● Short task 1
In the rows, begin at the line that has "stat-sub: Zenith [692,298,732,311]" and stop after the line that has "stat-value: N/A [770,298,790,311]". Rewrite only those lines, changing "stat-label" to "stat-name" and leaving everything else untouched.

● Selected excerpt
==================================================

Heroku made reproducible builds and deployments a thing at a time people were used to ssh'ing in and scp'ing files around for deployment. While 12factor later become canonized it was built into Heroku since day 1. Heroku was created because you could spend a month building a MVP app in Rails, but then it'd take as long to deploy it as to build it. Deploying software was too hard. And today we're still trying to get back to that, sometimes very unsuccessfully by adding abstraction layer on top of abstraction layer. Did Heroku fail? We're still talking about it over 10 years since being acquired as a gold standard for developer experience.

Okay, fine, but it wasn't acquired for something like GitHub... While two very different companies Heroku was acquired nearly 10 years earlier. It was the first large scale acquisition out of YC. I do not know the internals of YC, but it's been commented by others that know it better the exit of Heroku helped greatly YC for the time and place it was. It was a different time. Heroku to this day generates revenue and likely it's different from what people expect.

Yeah this one is selfish, but you can largely thank Heroku for Amazon RDS. Way back in the day we had Rails devs asking for a database. We thought how hard could this be, it turns out it was much more work than we expected. We bet on Postgres because one of our engineers said it had a great track record of security and reliability (not playing fast and loose with data semantics)–it was the right choice. Years later when Amazon adding support for Postgres on RDS the team sent some personal notes that essentially said, this is because you made it so in demand.

Now... what went wrong.

Yes, several people left after the acquisition, some at 2-3 years, some at 4-5 years, some are still there and have been before the acquisition. Acquisition or not when some of the technical and product visionaries leave it's hard to replace that. Adam gave his absolute all, he was spent after. 12factor felt like his going away letter. But that void was never fully filled, some of us may have had a shot of it, but after long runs were also tired.

==================================================

● Data for this task
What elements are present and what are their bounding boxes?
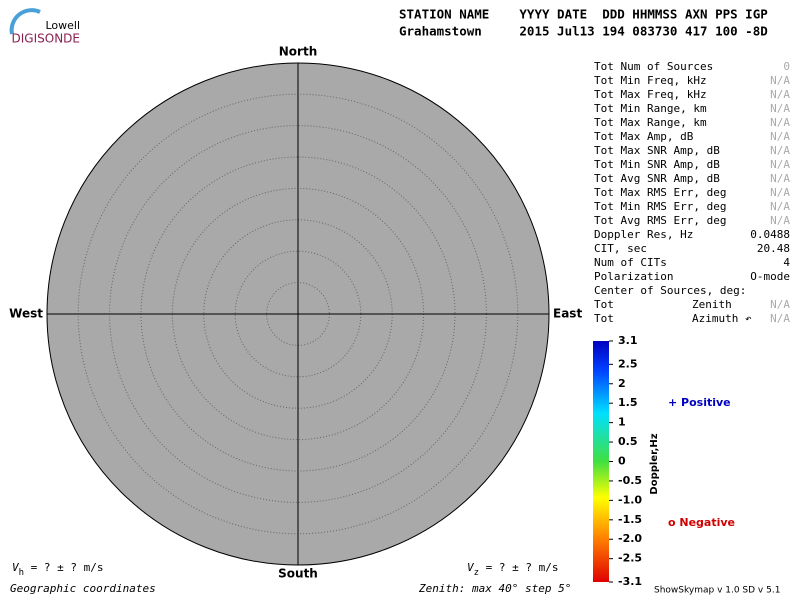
stat-sub: Zenith [692,298,732,311]
stat-label: Tot Min RMS Err, deg [594,200,726,213]
stat-label: Tot Min Range, km [594,102,707,115]
stat-label: Tot [594,312,614,325]
legend-negative: o Negative [668,516,735,529]
vh: Vh = ? ± ? m/s [12,561,104,578]
colorbar-tick-label: -2.0 [618,532,642,545]
stat-value: N/A [770,172,790,185]
colorbar [593,341,609,582]
stat-label: Doppler Res, Hz [594,228,693,241]
colorbar-tick-label: 0 [618,455,626,468]
stat-label: Tot [594,298,614,311]
stat-value: N/A [770,116,790,129]
logo-arc [9,8,41,35]
north-label: North [279,45,317,59]
colorbar-tick-label: 2.5 [618,357,638,370]
stat-value: O-mode [750,270,790,283]
stat-label: Polarization [594,270,673,283]
stat-label: Tot Max Freq, kHz [594,88,707,101]
east-label: East [553,307,582,321]
logo-bottom: DIGISONDE [12,32,80,46]
colorbar-tick-label: 3.1 [618,334,638,347]
stat-label: Tot Max RMS Err, deg [594,186,726,199]
stat-label: Tot Max SNR Amp, dB [594,144,720,157]
stat-value: N/A [770,88,790,101]
stat-value: N/A [770,298,790,311]
stat-label: Num of CITs [594,256,667,269]
stat-value: N/A [770,74,790,87]
stat-value: 20.48 [757,242,790,255]
stat-label: CIT, sec [594,242,647,255]
version: ShowSkymap v 1.0 SD v 5.1 [654,586,780,596]
vz: Vz = ? ± ? m/s [467,561,559,578]
stat-value: N/A [770,200,790,213]
coords: Geographic coordinates [10,582,156,595]
stat-value: N/A [770,102,790,115]
colorbar-tick-label: 1.5 [618,396,638,409]
west-label: West [9,307,43,321]
colorbar-tick-label: -3.1 [618,575,642,588]
stat-value: 4 [783,256,790,269]
colorbar-ticks: 3.1 2.5 2 1.5 1 0.5 0 -0.5 -1.0 -1.5 -2.0 -2.5 -3.1 [609,334,642,588]
colorbar-tick-label: -0.5 [618,474,642,487]
legend-positive: + Positive [668,396,731,409]
stat-label: Tot Max Range, km [594,116,707,129]
stat-label: Center of Sources, deg: [594,284,746,297]
colorbar-tick-label: -2.5 [618,552,642,565]
stat-label: Tot Avg SNR Amp, dB [594,172,720,185]
header-values: Grahamstown 2015 Jul13 194 083730 417 10… [399,24,768,39]
logo-top: Lowell [45,19,80,32]
stat-label: Tot Num of Sources [594,60,713,73]
stats: Tot Num of Sources 0 Tot Min Freq, kHz N/A T… [594,60,790,325]
zenith-info: Zenith: max 40° step 5° [418,582,571,595]
header-labels: STATION NAME YYYY DATE DDD HHMMSS AXN PP… [399,7,768,22]
stat-value: N/A [770,144,790,157]
stat-value: 0.0488 [750,228,790,241]
colorbar-tick-label: -1.0 [618,493,642,506]
colorbar-tick-label: 1 [618,416,626,429]
stat-value: N/A [770,312,790,325]
stat-label: Tot Max Amp, dB [594,130,694,143]
colorbar-tick-label: 0.5 [618,435,638,448]
colorbar-tick-label: 2 [618,377,626,390]
colorbar-label: Doppler,Hz [649,433,660,494]
stat-value: 0 [783,60,790,73]
colorbar-tick-label: -1.5 [618,513,642,526]
stat-label: Tot Avg RMS Err, deg [594,214,726,227]
south-label: South [278,567,318,581]
stat-label: Tot Min SNR Amp, dB [594,158,720,171]
stat-sub: Azimuth ↶ [692,312,752,325]
stat-value: N/A [770,214,790,227]
stat-value: N/A [770,158,790,171]
stat-value: N/A [770,130,790,143]
stat-value: N/A [770,186,790,199]
stat-label: Tot Min Freq, kHz [594,74,707,87]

==================================================

● Short task 2
List every company named in the Heroku text.

● Task solution 1
stat-sub: Zenith [692,298,732,311]
stat-name: Tot Min RMS Err, deg [594,200,726,213]
stat-name: Tot Min Range, km [594,102,707,115]
stat-name: Tot [594,312,614,325]
legend-negative: o Negative [668,516,735,529]
vh: Vh = ? ± ? m/s [12,561,104,578]
colorbar-tick-label: -2.0 [618,532,642,545]
stat-value: N/A [770,172,790,185]
colorbar [593,341,609,582]
stat-name: Doppler Res, Hz [594,228,693,241]
colorbar-tick-label: 0 [618,455,626,468]
stat-name: Tot [594,298,614,311]
stat-value: N/A [770,116,790,129]
logo-arc [9,8,41,35]
north-label: North [279,45,317,59]
colorbar-tick-label: 2.5 [618,357,638,370]
stat-value: O-mode [750,270,790,283]
stat-name: Polarization [594,270,673,283]
stat-name: Tot Max Freq, kHz [594,88,707,101]
east-label: East [553,307,582,321]
logo-bottom: DIGISONDE [12,32,80,46]
colorbar-tick-label: 3.1 [618,334,638,347]
stat-name: Tot Max RMS Err, deg [594,186,726,199]
stat-name: Tot Max SNR Amp, dB [594,144,720,157]
stat-value: N/A [770,88,790,101]
stat-value: N/A [770,298,790,311]

● Task solution 2
Heroku, GitHub, YC, Amazon